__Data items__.
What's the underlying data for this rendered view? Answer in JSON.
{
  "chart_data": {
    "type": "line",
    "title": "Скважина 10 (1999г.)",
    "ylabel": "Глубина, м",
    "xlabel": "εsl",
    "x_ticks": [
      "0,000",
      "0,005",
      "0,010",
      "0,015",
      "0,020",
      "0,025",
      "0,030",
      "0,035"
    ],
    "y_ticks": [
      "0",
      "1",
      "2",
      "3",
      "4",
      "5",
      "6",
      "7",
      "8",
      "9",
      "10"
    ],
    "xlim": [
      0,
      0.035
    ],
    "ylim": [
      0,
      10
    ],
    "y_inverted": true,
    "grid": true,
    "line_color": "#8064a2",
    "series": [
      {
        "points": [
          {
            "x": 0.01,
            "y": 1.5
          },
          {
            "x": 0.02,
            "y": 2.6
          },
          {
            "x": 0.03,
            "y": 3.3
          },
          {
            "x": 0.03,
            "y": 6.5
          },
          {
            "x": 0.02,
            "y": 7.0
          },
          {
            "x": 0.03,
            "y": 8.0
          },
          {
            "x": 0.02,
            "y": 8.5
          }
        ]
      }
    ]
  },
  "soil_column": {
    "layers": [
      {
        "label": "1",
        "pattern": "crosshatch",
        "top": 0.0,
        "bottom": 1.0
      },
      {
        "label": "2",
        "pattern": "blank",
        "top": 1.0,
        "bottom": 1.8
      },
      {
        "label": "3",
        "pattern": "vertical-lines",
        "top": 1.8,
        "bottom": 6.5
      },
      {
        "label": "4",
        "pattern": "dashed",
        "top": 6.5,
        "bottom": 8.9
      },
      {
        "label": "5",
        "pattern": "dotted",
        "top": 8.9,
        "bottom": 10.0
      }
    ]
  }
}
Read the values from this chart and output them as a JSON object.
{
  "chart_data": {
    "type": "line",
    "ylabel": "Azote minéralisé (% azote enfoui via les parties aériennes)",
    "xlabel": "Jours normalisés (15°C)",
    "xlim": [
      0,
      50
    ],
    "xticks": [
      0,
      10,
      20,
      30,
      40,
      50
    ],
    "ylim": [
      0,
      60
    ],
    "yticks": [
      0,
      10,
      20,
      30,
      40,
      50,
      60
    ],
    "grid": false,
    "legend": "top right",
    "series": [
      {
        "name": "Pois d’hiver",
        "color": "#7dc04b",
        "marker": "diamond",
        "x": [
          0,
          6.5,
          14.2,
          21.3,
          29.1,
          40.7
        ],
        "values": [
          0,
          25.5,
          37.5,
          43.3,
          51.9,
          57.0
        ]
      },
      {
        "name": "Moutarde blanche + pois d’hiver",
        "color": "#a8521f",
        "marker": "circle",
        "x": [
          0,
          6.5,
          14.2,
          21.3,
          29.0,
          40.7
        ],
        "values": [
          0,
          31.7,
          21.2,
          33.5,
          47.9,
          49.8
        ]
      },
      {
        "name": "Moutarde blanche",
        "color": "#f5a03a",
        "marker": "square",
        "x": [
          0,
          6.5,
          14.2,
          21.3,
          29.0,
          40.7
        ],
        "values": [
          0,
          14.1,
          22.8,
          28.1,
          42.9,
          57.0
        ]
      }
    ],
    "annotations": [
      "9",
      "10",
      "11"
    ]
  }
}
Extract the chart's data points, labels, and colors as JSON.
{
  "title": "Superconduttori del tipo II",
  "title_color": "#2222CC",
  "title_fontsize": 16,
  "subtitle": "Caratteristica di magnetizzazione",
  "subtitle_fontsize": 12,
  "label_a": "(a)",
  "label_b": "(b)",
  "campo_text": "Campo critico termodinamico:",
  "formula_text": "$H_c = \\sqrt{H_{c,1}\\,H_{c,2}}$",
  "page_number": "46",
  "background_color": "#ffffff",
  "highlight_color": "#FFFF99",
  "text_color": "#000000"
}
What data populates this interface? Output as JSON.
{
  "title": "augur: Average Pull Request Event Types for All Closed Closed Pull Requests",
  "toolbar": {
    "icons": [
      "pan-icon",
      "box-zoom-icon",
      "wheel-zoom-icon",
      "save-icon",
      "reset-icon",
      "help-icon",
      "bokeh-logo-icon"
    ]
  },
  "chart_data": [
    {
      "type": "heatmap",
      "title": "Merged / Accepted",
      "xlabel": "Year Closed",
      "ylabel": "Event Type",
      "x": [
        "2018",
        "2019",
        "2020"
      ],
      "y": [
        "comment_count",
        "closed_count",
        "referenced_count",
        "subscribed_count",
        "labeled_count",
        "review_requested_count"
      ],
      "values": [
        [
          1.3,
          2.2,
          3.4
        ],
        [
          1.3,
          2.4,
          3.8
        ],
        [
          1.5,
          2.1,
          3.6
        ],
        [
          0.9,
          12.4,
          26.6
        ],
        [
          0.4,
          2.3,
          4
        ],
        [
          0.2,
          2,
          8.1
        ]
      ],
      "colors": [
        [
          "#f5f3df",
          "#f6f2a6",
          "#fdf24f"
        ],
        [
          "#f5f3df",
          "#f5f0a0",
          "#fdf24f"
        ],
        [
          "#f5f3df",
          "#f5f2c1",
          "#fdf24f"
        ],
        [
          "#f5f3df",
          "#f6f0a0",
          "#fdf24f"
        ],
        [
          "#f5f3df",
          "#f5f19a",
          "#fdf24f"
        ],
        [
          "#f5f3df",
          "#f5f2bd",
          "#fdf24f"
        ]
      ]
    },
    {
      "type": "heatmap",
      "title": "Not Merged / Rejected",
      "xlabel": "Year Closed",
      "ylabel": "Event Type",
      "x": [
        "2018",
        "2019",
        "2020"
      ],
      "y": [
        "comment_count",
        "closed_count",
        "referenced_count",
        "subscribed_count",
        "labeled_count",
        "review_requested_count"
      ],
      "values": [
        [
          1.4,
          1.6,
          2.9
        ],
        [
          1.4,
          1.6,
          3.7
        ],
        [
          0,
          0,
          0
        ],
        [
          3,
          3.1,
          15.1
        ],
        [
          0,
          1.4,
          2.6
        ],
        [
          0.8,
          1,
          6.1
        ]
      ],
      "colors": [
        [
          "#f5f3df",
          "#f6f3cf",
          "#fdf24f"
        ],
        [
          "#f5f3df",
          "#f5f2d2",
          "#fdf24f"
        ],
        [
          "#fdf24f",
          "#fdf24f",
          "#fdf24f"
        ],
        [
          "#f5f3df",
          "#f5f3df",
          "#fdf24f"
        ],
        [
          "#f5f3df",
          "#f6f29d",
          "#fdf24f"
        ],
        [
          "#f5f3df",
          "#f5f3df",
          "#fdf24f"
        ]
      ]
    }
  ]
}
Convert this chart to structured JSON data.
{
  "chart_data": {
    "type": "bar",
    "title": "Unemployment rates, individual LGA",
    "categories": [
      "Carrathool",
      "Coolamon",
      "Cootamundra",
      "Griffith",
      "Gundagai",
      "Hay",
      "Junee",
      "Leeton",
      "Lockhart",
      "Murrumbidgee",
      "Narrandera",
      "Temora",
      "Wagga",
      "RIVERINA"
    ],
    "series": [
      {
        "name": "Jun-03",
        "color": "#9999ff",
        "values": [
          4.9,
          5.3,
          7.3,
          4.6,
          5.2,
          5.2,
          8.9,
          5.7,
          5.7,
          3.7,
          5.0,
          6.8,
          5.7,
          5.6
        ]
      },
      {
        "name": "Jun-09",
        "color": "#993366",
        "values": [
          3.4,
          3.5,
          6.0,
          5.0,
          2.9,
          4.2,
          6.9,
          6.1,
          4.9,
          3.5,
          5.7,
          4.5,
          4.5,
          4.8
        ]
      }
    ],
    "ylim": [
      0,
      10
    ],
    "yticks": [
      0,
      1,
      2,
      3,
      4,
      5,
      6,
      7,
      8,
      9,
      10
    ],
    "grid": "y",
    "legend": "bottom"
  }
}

__The exercise__. Write out every line exactly as it stands.

__Response for this exercise__.
What's the underlying data for this rendered view? Answer in JSON.
{
  "chart_data": {
    "type": "line",
    "title": "Скважина 10 (1999г.)",
    "ylabel": "Глубина, м",
    "xlabel": "εsl",
    "x_ticks": [
      "0,000",
      "0,005",
      "0,010",
      "0,015",
      "0,020",
      "0,025",
      "0,030",
      "0,035"
    ],
    "y_ticks": [
      "0",
      "1",
      "2",
      "3",
      "4",
      "5",
      "6",
      "7",
      "8",
      "9",
      "10"
    ],
    "xlim": [
      0,
      0.035
    ],
    "ylim": [
      0,
      10
    ],
    "y_inverted": true,
    "grid": true,
    "line_color": "#8064a2",
    "series": [
      {
        "points": [
          {
            "x": 0.01,
            "y": 1.5
          },
          {
            "x": 0.02,
            "y": 2.6
          },
          {
            "x": 0.03,
            "y": 3.3
          },
          {
            "x": 0.03,
            "y": 6.5
          },
          {
            "x": 0.02,
            "y": 7.0
          },
          {
            "x": 0.03,
            "y": 8.0
          },
          {
            "x": 0.02,
            "y": 8.5
          }
        ]
      }
    ]
  },
  "soil_column": {
    "layers": [
      {
        "label": "1",
        "pattern": "crosshatch",
        "top": 0.0,
        "bottom": 1.0
      },
      {
        "label": "2",
        "pattern": "blank",
        "top": 1.0,
        "bottom": 1.8
      },
      {
        "label": "3",
        "pattern": "vertical-lines",
        "top": 1.8,
        "bottom": 6.5
      },
      {
        "label": "4",
        "pattern": "dashed",
        "top": 6.5,
        "bottom": 8.9
      },
      {
        "label": "5",
        "pattern": "dotted",
        "top": 8.9,
        "bottom": 10.0
      }
    ]
  }
}
Read the values from this chart and output them as a JSON object.
{
  "chart_data": {
    "type": "line",
    "ylabel": "Azote minéralisé (% azote enfoui via les parties aériennes)",
    "xlabel": "Jours normalisés (15°C)",
    "xlim": [
      0,
      50
    ],
    "xticks": [
      0,
      10,
      20,
      30,
      40,
      50
    ],
    "ylim": [
      0,
      60
    ],
    "yticks": [
      0,
      10,
      20,
      30,
      40,
      50,
      60
    ],
    "grid": false,
    "legend": "top right",
    "series": [
      {
        "name": "Pois d’hiver",
        "color": "#7dc04b",
        "marker": "diamond",
        "x": [
          0,
          6.5,
          14.2,
          21.3,
          29.1,
          40.7
        ],
        "values": [
          0,
          25.5,
          37.5,
          43.3,
          51.9,
          57.0
        ]
      },
      {
        "name": "Moutarde blanche + pois d’hiver",
        "color": "#a8521f",
        "marker": "circle",
        "x": [
          0,
          6.5,
          14.2,
          21.3,
          29.0,
          40.7
        ],
        "values": [
          0,
          31.7,
          21.2,
          33.5,
          47.9,
          49.8
        ]
      },
      {
        "name": "Moutarde blanche",
        "color": "#f5a03a",
        "marker": "square",
        "x": [
          0,
          6.5,
          14.2,
          21.3,
          29.0,
          40.7
        ],
        "values": [
          0,
          14.1,
          22.8,
          28.1,
          42.9,
          57.0
        ]
      }
    ],
    "annotations": [
      "9",
      "10",
      "11"
    ]
  }
}
Extract the chart's data points, labels, and colors as JSON.
{
  "title": "Superconduttori del tipo II",
  "title_color": "#2222CC",
  "title_fontsize": 16,
  "subtitle": "Caratteristica di magnetizzazione",
  "subtitle_fontsize": 12,
  "label_a": "(a)",
  "label_b": "(b)",
  "campo_text": "Campo critico termodinamico:",
  "formula_text": "$H_c = \\sqrt{H_{c,1}\\,H_{c,2}}$",
  "page_number": "46",
  "background_color": "#ffffff",
  "highlight_color": "#FFFF99",
  "text_color": "#000000"
}
What data populates this interface? Output as JSON.
{
  "title": "augur: Average Pull Request Event Types for All Closed Closed Pull Requests",
  "toolbar": {
    "icons": [
      "pan-icon",
      "box-zoom-icon",
      "wheel-zoom-icon",
      "save-icon",
      "reset-icon",
      "help-icon",
      "bokeh-logo-icon"
    ]
  },
  "chart_data": [
    {
      "type": "heatmap",
      "title": "Merged / Accepted",
      "xlabel": "Year Closed",
      "ylabel": "Event Type",
      "x": [
        "2018",
        "2019",
        "2020"
      ],
      "y": [
        "comment_count",
        "closed_count",
        "referenced_count",
        "subscribed_count",
        "labeled_count",
        "review_requested_count"
      ],
      "values": [
        [
          1.3,
          2.2,
          3.4
        ],
        [
          1.3,
          2.4,
          3.8
        ],
        [
          1.5,
          2.1,
          3.6
        ],
        [
          0.9,
          12.4,
          26.6
        ],
        [
          0.4,
          2.3,
          4
        ],
        [
          0.2,
          2,
          8.1
        ]
      ],
      "colors": [
        [
          "#f5f3df",
          "#f6f2a6",
          "#fdf24f"
        ],
        [
          "#f5f3df",
          "#f5f0a0",
          "#fdf24f"
        ],
        [
          "#f5f3df",
          "#f5f2c1",
          "#fdf24f"
        ],
        [
          "#f5f3df",
          "#f6f0a0",
          "#fdf24f"
        ],
        [
          "#f5f3df",
          "#f5f19a",
          "#fdf24f"
        ],
        [
          "#f5f3df",
          "#f5f2bd",
          "#fdf24f"
        ]
      ]
    },
    {
      "type": "heatmap",
      "title": "Not Merged / Rejected",
      "xlabel": "Year Closed",
      "ylabel": "Event Type",
      "x": [
        "2018",
        "2019",
        "2020"
      ],
      "y": [
        "comment_count",
        "closed_count",
        "referenced_count",
        "subscribed_count",
        "labeled_count",
        "review_requested_count"
      ],
      "values": [
        [
          1.4,
          1.6,
          2.9
        ],
        [
          1.4,
          1.6,
          3.7
        ],
        [
          0,
          0,
          0
        ],
        [
          3,
          3.1,
          15.1
        ],
        [
          0,
          1.4,
          2.6
        ],
        [
          0.8,
          1,
          6.1
        ]
      ],
      "colors": [
        [
          "#f5f3df",
          "#f6f3cf",
          "#fdf24f"
        ],
        [
          "#f5f3df",
          "#f5f2d2",
          "#fdf24f"
        ],
        [
          "#fdf24f",
          "#fdf24f",
          "#fdf24f"
        ],
        [
          "#f5f3df",
          "#f5f3df",
          "#fdf24f"
        ],
        [
          "#f5f3df",
          "#f6f29d",
          "#fdf24f"
        ],
        [
          "#f5f3df",
          "#f5f3df",
          "#fdf24f"
        ]
      ]
    }
  ]
}
Convert this chart to structured JSON data.
{
  "chart_data": {
    "type": "bar",
    "title": "Unemployment rates, individual LGA",
    "categories": [
      "Carrathool",
      "Coolamon",
      "Cootamundra",
      "Griffith",
      "Gundagai",
      "Hay",
      "Junee",
      "Leeton",
      "Lockhart",
      "Murrumbidgee",
      "Narrandera",
      "Temora",
      "Wagga",
      "RIVERINA"
    ],
    "series": [
      {
        "name": "Jun-03",
        "color": "#9999ff",
        "values": [
          4.9,
          5.3,
          7.3,
          4.6,
          5.2,
          5.2,
          8.9,
          5.7,
          5.7,
          3.7,
          5.0,
          6.8,
          5.7,
          5.6
        ]
      },
      {
        "name": "Jun-09",
        "color": "#993366",
        "values": [
          3.4,
          3.5,
          6.0,
          5.0,
          2.9,
          4.2,
          6.9,
          6.1,
          4.9,
          3.5,
          5.7,
          4.5,
          4.5,
          4.8
        ]
      }
    ],
    "ylim": [
      0,
      10
    ],
    "yticks": [
      0,
      1,
      2,
      3,
      4,
      5,
      6,
      7,
      8,
      9,
      10
    ],
    "grid": "y",
    "legend": "bottom"
  }
}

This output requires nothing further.